■ EXERCISE MATERIALS

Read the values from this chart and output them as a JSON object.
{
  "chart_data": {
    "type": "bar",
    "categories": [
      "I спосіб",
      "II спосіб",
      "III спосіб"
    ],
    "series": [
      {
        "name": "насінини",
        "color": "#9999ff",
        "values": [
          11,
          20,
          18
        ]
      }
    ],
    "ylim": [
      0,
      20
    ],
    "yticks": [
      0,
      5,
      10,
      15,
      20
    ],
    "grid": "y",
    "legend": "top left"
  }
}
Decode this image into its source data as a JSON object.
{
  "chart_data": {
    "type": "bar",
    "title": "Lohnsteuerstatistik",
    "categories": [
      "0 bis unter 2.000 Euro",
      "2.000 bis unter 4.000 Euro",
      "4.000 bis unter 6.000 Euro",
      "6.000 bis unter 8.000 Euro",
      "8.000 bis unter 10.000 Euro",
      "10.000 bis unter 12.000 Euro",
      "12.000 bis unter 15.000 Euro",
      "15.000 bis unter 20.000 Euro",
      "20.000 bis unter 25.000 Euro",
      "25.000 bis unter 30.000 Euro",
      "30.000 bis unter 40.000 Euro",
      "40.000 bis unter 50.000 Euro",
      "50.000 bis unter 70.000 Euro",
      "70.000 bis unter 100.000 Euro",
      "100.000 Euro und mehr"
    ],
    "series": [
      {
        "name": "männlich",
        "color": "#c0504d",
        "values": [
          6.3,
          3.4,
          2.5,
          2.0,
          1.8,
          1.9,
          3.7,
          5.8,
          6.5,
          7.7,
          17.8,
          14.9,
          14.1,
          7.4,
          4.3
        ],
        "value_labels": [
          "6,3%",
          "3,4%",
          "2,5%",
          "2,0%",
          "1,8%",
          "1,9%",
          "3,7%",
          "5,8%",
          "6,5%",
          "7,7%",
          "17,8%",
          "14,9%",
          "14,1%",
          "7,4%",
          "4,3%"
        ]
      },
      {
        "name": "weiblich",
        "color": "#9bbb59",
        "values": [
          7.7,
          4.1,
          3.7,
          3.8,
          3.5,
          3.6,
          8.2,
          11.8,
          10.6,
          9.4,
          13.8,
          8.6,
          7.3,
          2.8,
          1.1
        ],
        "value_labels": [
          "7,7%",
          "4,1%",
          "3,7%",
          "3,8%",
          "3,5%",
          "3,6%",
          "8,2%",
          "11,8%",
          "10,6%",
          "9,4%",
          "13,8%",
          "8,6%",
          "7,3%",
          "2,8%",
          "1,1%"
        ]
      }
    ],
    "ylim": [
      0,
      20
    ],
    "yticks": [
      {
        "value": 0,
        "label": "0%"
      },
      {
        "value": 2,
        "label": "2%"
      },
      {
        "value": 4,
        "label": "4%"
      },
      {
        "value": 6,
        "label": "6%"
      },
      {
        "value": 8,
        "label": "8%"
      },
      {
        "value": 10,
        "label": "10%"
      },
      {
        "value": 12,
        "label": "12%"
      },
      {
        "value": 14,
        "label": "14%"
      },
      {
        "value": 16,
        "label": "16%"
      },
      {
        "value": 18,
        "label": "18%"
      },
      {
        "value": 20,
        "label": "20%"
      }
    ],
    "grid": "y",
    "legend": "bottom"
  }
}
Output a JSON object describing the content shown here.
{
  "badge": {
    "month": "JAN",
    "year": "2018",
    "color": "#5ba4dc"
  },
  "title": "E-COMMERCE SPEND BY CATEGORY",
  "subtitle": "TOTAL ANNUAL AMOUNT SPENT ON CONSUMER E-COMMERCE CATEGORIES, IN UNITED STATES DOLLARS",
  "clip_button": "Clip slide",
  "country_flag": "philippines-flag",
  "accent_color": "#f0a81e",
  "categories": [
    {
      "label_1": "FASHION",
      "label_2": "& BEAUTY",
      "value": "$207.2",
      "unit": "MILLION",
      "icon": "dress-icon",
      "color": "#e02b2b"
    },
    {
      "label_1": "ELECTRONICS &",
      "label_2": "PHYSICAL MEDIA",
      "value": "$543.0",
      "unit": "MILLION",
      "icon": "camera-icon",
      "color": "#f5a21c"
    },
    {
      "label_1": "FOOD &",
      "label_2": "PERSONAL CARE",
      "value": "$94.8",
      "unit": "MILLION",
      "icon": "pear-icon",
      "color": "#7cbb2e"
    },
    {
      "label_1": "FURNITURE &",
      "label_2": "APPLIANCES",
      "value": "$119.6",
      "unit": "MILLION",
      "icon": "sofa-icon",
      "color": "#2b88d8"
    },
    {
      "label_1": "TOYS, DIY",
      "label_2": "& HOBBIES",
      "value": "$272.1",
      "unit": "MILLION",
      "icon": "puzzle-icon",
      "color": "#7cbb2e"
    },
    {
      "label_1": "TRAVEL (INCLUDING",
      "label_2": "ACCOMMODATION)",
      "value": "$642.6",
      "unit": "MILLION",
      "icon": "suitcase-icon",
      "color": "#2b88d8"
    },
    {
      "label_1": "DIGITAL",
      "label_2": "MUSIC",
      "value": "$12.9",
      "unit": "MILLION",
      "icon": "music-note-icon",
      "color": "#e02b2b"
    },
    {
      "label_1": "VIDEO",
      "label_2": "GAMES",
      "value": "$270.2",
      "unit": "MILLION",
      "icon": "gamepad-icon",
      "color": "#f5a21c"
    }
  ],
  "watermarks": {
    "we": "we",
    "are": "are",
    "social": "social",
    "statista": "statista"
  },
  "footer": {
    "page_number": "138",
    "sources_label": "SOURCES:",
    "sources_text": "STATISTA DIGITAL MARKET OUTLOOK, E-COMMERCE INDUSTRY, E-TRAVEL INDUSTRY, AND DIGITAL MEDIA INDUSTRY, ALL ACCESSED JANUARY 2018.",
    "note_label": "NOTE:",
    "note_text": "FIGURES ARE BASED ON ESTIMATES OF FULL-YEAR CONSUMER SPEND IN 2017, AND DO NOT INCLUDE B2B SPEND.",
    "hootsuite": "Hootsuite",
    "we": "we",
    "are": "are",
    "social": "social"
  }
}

■ WHAT YOU NEED TO DO
Count how many lines above include the word "this" and answer with that figure only.

■ FINAL RESULT
2